**Prompt:** Extract each line of the records below that contains the word "احتساب".

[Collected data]
::::

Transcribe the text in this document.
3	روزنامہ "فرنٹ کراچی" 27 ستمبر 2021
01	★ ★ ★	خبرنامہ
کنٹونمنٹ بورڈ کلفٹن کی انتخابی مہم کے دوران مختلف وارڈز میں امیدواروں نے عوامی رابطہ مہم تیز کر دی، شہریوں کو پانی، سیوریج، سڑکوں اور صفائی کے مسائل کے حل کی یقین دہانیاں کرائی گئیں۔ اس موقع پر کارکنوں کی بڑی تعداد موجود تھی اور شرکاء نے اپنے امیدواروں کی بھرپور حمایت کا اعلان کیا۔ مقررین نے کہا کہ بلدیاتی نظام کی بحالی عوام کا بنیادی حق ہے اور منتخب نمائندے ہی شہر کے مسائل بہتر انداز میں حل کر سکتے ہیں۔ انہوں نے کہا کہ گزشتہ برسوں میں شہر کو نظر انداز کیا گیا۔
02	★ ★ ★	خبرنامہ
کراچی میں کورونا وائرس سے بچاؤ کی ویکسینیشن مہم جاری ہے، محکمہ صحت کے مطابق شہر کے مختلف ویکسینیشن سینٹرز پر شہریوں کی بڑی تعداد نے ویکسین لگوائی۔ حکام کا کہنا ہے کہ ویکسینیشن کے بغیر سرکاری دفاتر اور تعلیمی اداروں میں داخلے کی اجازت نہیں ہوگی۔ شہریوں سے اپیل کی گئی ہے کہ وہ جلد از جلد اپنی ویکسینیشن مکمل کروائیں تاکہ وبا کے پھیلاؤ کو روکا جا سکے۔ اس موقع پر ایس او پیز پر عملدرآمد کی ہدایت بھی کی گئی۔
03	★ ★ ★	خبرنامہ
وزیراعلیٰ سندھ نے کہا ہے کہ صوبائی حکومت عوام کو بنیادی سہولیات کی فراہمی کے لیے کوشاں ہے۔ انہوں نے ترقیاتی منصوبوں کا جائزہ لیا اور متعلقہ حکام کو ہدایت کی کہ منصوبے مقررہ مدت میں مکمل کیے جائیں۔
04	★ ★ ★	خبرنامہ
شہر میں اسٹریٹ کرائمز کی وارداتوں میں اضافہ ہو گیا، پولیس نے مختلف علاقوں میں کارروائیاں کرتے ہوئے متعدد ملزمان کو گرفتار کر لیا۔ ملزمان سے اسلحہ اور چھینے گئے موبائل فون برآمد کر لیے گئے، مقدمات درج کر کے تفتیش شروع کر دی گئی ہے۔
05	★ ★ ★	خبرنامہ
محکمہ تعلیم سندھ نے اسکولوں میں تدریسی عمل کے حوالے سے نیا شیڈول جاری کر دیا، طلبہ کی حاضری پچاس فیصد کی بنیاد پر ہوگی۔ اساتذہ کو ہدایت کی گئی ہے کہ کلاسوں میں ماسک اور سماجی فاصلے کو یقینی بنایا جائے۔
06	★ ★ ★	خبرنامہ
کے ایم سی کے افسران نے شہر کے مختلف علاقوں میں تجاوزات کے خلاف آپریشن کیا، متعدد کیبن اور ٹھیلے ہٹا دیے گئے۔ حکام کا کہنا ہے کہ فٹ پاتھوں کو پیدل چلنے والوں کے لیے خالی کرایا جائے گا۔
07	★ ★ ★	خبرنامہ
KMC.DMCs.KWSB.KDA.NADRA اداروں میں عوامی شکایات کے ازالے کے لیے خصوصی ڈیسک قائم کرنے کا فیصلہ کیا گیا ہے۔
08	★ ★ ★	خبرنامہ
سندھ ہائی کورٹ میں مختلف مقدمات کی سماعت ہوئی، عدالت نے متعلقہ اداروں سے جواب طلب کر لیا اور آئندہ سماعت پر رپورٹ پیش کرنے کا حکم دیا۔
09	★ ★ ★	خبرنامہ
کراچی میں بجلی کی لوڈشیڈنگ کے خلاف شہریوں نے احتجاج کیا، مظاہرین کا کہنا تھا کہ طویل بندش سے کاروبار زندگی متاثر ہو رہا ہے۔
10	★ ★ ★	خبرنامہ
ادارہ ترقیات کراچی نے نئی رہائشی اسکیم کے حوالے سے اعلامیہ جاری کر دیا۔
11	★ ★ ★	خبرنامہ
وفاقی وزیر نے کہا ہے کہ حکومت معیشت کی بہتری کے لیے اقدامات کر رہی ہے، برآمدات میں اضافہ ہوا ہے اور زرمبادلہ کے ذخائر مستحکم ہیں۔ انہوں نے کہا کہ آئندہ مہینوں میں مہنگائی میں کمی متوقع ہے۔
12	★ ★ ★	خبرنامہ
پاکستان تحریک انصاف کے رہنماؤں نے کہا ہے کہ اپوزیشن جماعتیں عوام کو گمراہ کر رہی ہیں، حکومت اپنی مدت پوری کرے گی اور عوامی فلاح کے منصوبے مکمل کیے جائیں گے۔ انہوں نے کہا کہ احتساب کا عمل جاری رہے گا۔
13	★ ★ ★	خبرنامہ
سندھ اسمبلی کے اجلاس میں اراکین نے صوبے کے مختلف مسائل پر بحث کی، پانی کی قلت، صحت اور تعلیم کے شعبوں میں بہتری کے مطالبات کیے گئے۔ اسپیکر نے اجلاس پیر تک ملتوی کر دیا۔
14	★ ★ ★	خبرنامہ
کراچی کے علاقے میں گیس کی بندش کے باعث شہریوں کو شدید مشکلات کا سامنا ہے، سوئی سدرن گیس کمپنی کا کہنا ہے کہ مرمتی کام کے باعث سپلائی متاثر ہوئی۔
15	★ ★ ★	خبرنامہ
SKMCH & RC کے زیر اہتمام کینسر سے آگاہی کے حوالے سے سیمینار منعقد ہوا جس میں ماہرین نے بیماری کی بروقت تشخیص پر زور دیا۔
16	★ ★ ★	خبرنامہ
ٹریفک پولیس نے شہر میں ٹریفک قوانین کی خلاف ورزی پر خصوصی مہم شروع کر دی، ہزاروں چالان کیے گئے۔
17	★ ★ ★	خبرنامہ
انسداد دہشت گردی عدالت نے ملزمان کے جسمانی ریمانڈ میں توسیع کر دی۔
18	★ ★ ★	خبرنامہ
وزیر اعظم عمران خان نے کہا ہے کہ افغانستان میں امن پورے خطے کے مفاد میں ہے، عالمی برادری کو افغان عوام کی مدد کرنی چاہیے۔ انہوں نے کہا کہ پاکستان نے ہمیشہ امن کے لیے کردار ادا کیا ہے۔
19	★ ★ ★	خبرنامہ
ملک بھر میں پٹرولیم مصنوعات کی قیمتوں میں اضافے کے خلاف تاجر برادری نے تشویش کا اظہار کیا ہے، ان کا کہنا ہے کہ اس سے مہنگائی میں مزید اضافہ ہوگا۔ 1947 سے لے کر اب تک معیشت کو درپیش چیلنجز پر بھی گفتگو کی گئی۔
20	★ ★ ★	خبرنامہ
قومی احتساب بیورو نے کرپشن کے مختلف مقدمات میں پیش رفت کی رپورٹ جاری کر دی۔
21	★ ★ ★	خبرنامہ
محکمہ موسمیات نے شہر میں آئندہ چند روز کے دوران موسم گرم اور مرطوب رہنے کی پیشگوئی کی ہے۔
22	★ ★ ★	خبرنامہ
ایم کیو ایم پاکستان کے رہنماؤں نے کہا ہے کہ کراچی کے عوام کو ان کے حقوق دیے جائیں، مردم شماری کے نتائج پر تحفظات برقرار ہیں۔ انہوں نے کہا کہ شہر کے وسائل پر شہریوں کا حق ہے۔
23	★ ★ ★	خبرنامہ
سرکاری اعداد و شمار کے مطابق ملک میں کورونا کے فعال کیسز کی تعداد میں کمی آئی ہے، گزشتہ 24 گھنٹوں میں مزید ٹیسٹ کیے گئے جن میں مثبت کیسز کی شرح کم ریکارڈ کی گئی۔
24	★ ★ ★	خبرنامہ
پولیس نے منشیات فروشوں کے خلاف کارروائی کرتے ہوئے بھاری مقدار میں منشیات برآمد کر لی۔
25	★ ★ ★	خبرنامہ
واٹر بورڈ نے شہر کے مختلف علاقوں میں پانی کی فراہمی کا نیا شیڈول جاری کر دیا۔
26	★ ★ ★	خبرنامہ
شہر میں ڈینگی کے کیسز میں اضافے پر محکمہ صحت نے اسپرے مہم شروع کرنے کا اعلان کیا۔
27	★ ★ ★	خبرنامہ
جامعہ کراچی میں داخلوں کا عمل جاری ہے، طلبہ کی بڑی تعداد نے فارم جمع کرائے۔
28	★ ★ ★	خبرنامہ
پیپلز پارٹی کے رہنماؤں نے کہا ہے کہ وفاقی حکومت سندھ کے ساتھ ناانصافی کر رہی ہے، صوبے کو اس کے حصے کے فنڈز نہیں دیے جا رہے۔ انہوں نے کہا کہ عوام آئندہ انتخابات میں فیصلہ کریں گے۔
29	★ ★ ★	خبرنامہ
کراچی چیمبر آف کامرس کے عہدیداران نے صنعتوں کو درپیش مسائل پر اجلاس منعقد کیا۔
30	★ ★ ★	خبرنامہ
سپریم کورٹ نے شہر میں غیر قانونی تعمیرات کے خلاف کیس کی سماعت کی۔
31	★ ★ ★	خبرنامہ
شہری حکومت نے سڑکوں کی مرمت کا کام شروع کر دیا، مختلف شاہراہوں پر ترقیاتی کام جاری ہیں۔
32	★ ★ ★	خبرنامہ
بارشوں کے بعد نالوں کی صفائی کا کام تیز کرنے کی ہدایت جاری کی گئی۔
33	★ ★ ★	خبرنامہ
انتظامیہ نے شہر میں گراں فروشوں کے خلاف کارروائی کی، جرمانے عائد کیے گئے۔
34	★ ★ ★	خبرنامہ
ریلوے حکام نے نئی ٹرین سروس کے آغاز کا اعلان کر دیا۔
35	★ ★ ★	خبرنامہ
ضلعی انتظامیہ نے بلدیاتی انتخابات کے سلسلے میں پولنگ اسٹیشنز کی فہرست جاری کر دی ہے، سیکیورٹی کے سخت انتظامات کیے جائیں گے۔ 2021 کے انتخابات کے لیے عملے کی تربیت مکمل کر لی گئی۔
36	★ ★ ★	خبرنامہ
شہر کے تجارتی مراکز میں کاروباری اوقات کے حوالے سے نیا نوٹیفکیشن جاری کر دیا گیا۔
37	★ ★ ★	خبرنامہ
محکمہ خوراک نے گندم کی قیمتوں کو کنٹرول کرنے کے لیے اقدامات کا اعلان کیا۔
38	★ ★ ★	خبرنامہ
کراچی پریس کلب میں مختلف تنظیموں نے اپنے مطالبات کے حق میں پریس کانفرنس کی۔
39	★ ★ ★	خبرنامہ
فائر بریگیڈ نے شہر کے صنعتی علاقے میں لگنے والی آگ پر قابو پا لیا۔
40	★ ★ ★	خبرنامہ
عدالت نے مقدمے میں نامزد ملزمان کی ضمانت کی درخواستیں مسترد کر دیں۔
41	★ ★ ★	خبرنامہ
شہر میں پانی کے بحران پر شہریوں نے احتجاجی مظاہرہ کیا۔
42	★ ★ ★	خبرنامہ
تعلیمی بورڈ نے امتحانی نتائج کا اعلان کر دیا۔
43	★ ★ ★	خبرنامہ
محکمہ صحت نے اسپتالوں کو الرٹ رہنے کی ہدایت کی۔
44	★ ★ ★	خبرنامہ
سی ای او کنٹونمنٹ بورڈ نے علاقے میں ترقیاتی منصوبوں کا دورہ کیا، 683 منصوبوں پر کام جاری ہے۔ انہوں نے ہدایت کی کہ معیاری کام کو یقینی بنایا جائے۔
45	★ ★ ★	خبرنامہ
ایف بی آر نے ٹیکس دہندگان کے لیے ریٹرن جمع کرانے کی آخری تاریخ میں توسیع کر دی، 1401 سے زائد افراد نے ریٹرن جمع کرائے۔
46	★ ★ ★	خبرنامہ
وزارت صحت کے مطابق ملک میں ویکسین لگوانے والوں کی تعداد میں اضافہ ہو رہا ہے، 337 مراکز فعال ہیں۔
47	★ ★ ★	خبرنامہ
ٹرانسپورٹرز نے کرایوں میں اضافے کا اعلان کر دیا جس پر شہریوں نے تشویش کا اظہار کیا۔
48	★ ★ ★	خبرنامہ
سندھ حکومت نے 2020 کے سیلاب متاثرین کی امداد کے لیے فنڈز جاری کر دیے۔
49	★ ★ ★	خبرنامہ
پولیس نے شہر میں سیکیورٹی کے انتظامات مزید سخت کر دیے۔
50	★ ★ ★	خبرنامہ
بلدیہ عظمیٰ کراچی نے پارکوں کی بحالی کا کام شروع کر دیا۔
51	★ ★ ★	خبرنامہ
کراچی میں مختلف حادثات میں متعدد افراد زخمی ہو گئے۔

::::

**Solution for this problem:**
پاکستان تحریک انصاف کے رہنماؤں نے کہا ہے کہ اپوزیشن جماعتیں عوام کو گمراہ کر رہی ہیں، حکومت اپنی مدت پوری کرے گی اور عوامی فلاح کے منصوبے مکمل کیے جائیں گے۔ انہوں نے کہا کہ احتساب کا عمل جاری رہے گا۔
قومی احتساب بیورو نے کرپشن کے مختلف مقدمات میں پیش رفت کی رپورٹ جاری کر دی۔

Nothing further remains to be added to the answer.